▶ Prompt: Collect every line that includes the string "Image".

▶ Given entries:
□ □ □ □ □ □ □
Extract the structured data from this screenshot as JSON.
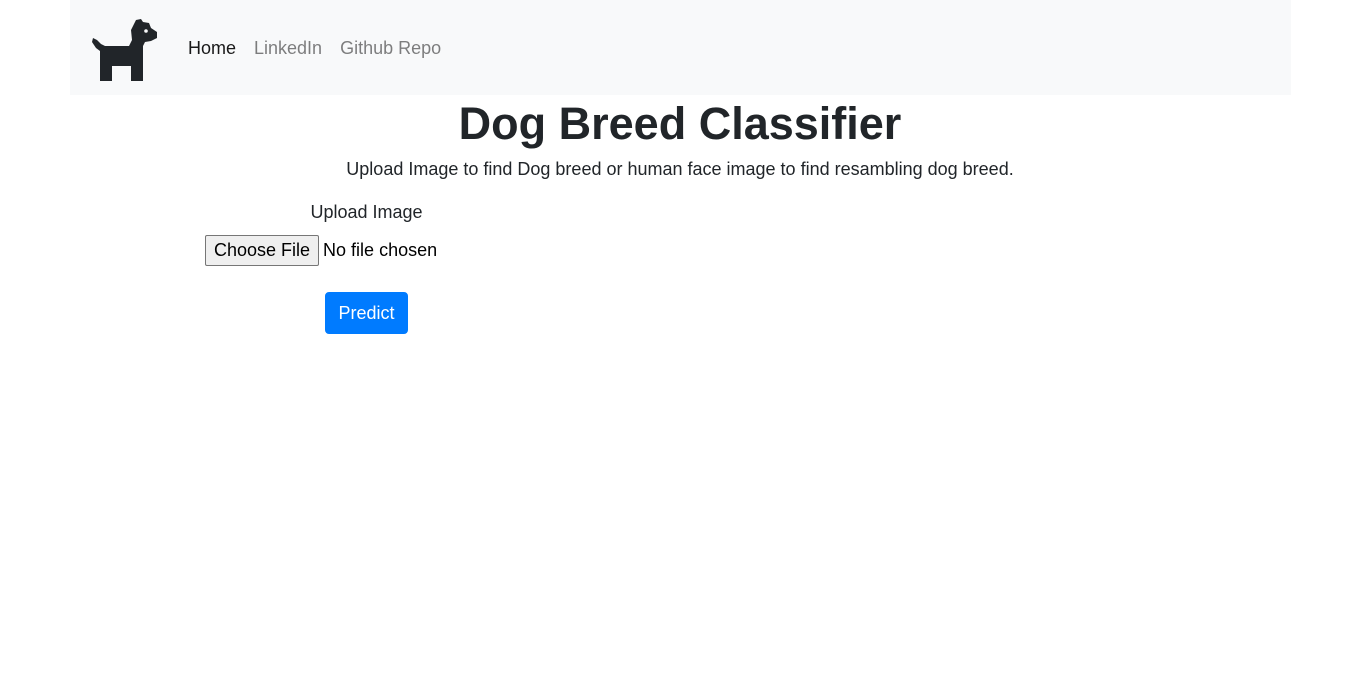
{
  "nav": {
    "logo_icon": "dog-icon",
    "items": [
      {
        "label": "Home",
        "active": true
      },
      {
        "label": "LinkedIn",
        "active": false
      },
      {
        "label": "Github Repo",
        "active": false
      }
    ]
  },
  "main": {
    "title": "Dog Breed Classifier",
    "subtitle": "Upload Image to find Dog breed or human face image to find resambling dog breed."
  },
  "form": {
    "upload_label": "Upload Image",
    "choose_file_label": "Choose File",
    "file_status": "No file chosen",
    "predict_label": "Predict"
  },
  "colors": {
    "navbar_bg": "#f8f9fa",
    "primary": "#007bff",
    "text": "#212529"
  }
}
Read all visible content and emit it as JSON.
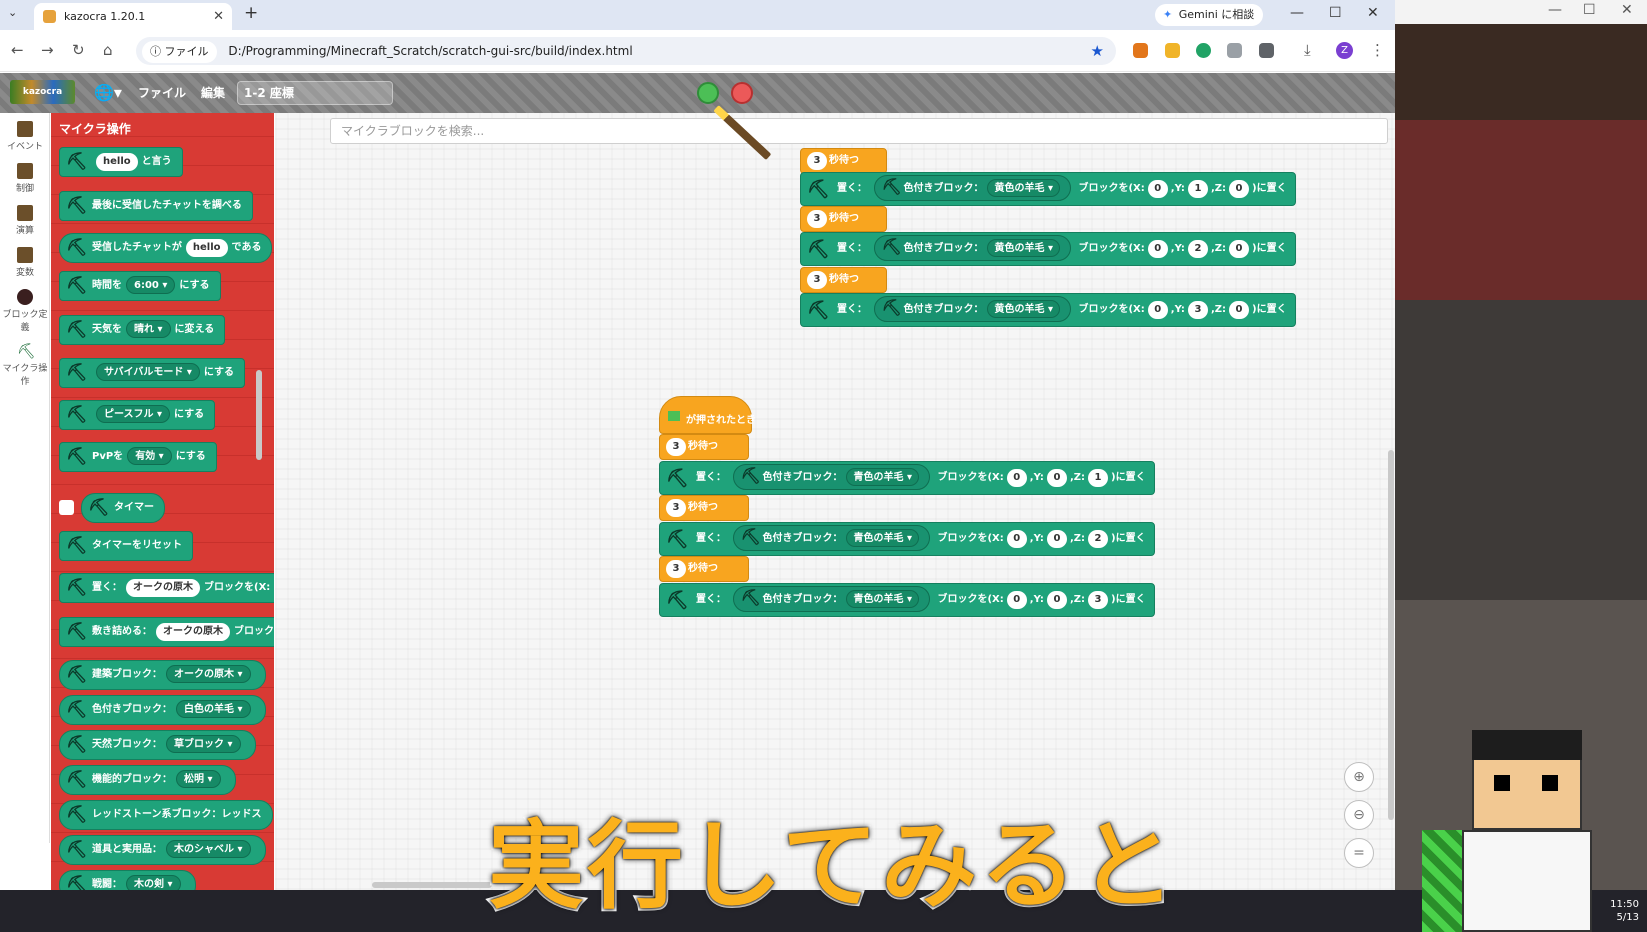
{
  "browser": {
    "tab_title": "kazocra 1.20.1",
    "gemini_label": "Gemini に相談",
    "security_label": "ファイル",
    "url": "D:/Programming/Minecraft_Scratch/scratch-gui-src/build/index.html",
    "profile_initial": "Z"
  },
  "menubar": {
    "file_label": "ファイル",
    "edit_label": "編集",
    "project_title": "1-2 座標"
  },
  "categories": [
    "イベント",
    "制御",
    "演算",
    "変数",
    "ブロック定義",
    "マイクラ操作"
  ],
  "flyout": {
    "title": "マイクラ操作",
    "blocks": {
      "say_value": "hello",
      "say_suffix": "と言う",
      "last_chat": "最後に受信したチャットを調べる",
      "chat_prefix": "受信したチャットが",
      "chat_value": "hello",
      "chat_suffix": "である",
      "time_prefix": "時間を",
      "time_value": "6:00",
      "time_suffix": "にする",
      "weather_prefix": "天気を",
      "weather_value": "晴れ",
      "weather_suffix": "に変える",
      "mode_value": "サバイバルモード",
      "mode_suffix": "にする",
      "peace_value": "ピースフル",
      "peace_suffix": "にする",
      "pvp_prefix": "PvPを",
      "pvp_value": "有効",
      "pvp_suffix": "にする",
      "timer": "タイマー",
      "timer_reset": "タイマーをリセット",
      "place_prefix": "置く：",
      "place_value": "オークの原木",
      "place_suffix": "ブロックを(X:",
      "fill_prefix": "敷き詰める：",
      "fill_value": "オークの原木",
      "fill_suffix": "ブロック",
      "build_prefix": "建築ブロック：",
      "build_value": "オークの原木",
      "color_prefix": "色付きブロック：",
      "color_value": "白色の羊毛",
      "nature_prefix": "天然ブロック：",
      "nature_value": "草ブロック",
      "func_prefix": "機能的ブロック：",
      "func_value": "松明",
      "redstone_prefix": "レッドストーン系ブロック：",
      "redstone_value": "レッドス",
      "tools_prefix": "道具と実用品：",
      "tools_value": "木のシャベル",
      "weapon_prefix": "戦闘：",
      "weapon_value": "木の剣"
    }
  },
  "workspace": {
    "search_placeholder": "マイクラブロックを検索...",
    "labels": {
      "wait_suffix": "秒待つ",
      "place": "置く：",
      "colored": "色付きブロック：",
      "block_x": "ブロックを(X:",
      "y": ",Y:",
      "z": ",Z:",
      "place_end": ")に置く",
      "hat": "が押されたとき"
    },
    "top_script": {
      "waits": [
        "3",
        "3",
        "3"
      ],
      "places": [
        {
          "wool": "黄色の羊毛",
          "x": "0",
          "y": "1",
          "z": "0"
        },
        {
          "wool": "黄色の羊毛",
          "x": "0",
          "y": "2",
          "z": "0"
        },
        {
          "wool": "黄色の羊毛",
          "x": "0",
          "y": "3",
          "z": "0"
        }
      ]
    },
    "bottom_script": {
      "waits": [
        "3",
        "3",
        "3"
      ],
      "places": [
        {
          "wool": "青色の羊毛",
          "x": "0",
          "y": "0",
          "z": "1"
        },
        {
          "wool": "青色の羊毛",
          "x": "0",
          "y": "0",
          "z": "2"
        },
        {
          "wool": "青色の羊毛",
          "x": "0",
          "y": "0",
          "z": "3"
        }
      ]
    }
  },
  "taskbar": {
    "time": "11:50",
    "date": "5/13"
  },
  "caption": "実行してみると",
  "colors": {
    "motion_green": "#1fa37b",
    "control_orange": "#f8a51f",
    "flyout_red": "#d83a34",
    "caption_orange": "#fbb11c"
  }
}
□ □ □ □ □ □ □
▶ Written reply:
    "subtitle": "Upload Image to find Dog breed or human face image to find resambling dog breed."
    "upload_label": "Upload Image",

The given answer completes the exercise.